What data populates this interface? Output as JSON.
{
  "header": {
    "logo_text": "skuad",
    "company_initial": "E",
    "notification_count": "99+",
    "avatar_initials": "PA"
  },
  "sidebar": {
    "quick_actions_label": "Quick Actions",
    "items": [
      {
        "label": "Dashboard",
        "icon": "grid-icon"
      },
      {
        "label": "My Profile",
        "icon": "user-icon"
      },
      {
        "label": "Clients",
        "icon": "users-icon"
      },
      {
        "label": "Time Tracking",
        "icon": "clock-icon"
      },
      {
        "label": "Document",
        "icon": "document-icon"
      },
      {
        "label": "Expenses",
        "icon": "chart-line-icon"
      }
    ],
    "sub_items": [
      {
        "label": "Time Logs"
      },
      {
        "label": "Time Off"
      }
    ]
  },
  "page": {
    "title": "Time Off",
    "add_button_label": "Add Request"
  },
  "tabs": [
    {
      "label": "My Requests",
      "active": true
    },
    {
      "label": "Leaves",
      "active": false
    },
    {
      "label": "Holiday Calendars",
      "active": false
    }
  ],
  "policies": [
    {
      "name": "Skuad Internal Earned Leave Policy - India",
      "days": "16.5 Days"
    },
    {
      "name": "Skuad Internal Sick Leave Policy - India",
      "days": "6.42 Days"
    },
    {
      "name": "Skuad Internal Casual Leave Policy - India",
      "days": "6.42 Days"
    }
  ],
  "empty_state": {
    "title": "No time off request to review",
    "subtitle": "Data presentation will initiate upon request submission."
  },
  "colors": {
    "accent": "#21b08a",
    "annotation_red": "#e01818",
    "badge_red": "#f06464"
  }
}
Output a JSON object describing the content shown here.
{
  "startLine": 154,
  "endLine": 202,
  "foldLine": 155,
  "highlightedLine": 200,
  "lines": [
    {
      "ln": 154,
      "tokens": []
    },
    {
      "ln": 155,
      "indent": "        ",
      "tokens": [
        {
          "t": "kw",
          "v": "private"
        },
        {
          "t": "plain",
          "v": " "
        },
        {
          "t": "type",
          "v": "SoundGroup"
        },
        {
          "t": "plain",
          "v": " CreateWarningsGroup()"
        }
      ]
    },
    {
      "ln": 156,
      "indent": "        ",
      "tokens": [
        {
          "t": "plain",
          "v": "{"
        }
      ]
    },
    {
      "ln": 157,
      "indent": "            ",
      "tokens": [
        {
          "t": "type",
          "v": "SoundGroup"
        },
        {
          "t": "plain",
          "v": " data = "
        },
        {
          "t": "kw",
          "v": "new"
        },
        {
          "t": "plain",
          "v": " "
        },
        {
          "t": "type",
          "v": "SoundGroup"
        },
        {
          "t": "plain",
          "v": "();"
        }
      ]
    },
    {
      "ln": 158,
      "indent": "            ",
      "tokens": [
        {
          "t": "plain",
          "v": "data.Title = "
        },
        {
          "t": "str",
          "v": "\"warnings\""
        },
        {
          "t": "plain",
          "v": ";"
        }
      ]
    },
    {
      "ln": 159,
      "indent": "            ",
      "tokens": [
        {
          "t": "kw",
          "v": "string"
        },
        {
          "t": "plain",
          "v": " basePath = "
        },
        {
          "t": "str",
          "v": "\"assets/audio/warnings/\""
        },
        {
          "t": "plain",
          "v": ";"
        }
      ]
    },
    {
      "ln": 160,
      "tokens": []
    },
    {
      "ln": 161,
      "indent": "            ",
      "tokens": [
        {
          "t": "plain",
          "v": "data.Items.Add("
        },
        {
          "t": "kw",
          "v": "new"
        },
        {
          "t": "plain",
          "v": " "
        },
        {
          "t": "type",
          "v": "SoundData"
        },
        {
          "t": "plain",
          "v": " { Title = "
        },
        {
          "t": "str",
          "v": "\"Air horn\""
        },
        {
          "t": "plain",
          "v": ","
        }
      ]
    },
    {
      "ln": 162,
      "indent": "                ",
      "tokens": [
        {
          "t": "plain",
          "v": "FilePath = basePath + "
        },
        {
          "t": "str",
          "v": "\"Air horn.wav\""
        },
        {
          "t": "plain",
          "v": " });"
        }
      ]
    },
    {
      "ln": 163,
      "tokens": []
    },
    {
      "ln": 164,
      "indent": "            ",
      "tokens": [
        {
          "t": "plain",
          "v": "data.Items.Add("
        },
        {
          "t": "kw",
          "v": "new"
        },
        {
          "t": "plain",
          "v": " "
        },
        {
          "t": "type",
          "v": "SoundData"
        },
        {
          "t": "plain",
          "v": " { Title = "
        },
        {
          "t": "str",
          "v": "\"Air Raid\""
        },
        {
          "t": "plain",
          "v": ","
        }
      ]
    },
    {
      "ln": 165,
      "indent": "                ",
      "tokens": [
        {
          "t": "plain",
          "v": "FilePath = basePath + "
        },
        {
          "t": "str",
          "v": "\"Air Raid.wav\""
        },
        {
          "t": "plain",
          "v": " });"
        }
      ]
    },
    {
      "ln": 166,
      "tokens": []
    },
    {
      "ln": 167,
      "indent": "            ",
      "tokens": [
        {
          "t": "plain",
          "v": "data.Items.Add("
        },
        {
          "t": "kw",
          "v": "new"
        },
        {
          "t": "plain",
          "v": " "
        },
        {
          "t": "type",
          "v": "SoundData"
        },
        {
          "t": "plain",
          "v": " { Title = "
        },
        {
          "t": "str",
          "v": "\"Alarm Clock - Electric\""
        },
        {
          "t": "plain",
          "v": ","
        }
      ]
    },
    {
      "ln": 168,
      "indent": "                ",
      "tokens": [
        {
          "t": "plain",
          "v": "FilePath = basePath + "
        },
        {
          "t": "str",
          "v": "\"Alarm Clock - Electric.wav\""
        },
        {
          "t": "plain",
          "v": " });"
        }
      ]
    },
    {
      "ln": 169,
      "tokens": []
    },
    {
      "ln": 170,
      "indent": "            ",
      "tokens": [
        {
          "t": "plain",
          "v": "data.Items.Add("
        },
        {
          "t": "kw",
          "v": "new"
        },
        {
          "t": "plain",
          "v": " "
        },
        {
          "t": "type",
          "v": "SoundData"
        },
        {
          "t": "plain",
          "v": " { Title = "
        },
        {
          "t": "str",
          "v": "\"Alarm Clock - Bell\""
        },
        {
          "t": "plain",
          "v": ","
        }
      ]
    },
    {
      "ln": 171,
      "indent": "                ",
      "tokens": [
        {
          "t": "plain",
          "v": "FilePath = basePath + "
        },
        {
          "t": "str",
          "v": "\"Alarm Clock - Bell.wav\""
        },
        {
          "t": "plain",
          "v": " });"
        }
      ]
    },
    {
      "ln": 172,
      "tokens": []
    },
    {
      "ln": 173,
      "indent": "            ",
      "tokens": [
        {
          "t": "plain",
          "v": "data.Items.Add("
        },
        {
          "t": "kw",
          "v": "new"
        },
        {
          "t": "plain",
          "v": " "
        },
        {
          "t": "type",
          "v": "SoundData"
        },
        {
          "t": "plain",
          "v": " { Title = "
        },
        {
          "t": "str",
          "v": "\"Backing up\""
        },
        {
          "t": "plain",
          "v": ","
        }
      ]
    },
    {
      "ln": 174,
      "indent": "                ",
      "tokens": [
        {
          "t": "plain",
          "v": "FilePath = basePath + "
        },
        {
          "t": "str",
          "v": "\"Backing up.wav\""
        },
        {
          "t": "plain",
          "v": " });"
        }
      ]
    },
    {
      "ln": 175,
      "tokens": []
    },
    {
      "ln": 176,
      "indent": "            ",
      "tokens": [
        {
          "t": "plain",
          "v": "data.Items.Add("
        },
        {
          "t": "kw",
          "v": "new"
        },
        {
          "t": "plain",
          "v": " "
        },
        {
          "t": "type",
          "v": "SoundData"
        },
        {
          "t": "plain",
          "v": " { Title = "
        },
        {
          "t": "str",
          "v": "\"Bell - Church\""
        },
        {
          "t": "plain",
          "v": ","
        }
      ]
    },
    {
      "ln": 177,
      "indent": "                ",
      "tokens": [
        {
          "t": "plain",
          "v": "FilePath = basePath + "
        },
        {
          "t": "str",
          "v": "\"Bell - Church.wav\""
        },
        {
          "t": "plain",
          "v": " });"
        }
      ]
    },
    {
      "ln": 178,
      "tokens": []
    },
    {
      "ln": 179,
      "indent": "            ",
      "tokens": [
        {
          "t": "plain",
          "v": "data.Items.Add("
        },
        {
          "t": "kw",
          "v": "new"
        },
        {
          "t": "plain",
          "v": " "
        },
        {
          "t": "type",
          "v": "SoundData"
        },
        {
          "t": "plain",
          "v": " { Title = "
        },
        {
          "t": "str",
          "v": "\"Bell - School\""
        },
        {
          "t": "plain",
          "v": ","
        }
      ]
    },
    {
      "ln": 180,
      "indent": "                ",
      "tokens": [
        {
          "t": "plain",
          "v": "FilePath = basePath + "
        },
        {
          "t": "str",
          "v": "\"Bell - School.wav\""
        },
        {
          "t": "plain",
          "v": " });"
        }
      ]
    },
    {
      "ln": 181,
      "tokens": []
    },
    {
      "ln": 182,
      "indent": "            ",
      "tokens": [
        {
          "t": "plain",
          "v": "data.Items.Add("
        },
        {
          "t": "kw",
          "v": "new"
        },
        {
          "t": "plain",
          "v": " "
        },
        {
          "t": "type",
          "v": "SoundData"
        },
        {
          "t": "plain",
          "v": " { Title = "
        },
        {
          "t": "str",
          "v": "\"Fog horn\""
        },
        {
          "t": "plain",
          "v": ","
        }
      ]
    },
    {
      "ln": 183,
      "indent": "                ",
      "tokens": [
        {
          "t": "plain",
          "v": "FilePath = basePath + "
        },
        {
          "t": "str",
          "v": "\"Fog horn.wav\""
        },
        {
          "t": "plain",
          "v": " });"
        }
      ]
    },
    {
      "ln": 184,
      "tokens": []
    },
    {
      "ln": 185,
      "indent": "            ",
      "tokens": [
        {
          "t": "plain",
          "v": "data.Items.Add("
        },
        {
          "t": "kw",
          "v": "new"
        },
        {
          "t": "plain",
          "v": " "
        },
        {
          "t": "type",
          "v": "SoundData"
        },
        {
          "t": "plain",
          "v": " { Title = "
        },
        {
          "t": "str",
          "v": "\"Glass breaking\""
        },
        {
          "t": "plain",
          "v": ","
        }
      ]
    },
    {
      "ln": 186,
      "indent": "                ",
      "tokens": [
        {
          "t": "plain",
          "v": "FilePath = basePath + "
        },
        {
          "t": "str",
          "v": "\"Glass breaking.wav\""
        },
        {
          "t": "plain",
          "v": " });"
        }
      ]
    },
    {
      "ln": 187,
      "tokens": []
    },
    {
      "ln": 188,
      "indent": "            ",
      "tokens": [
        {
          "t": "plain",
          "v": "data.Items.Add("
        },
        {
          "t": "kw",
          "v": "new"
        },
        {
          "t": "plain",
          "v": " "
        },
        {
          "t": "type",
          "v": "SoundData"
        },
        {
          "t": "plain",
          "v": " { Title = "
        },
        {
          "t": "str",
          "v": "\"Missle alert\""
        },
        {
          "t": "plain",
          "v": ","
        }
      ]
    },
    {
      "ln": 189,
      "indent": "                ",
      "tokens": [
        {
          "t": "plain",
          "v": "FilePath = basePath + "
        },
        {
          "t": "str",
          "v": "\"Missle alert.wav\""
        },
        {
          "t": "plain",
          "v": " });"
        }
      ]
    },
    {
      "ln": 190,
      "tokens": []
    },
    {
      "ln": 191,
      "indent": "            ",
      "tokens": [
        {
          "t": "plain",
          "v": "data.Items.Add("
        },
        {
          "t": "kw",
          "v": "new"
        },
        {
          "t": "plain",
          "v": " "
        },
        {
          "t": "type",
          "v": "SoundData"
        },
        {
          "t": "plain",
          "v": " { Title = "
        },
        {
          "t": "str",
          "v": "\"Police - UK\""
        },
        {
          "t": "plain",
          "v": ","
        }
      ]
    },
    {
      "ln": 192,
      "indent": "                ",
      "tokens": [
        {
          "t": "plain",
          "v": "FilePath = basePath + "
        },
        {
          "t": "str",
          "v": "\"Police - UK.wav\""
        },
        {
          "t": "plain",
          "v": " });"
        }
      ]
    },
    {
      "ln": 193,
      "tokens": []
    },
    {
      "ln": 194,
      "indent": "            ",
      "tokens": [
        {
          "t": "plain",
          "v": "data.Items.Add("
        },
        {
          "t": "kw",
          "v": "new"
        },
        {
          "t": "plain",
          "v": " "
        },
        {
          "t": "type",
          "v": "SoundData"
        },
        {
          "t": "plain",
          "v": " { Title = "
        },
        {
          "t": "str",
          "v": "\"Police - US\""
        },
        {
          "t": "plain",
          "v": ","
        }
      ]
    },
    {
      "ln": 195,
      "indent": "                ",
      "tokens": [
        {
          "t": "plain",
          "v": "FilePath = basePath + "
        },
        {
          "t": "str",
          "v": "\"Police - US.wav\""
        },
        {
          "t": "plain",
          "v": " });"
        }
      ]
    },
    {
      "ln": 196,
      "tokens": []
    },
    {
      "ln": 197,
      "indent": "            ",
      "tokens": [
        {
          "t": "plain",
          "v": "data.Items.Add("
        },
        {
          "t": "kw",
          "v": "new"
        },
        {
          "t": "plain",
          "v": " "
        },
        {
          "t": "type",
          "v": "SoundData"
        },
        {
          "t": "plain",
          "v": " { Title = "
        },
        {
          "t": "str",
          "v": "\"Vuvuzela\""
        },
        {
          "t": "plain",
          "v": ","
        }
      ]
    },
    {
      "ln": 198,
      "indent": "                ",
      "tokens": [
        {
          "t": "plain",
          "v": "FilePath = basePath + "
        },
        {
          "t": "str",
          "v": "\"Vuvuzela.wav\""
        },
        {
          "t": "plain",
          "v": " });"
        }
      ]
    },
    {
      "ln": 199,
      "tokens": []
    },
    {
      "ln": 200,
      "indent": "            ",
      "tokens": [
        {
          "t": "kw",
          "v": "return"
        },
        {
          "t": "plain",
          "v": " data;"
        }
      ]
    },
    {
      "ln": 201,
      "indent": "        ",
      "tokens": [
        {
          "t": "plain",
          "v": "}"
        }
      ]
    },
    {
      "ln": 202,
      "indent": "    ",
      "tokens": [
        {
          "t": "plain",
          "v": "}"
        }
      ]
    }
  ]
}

- - - - - - -

Gather each line in the data that holds the string "Policy".

      "name": "Skuad Internal Earned Leave Policy - India",
      "name": "Skuad Internal Sick Leave Policy - India",
      "name": "Skuad Internal Casual Leave Policy - India",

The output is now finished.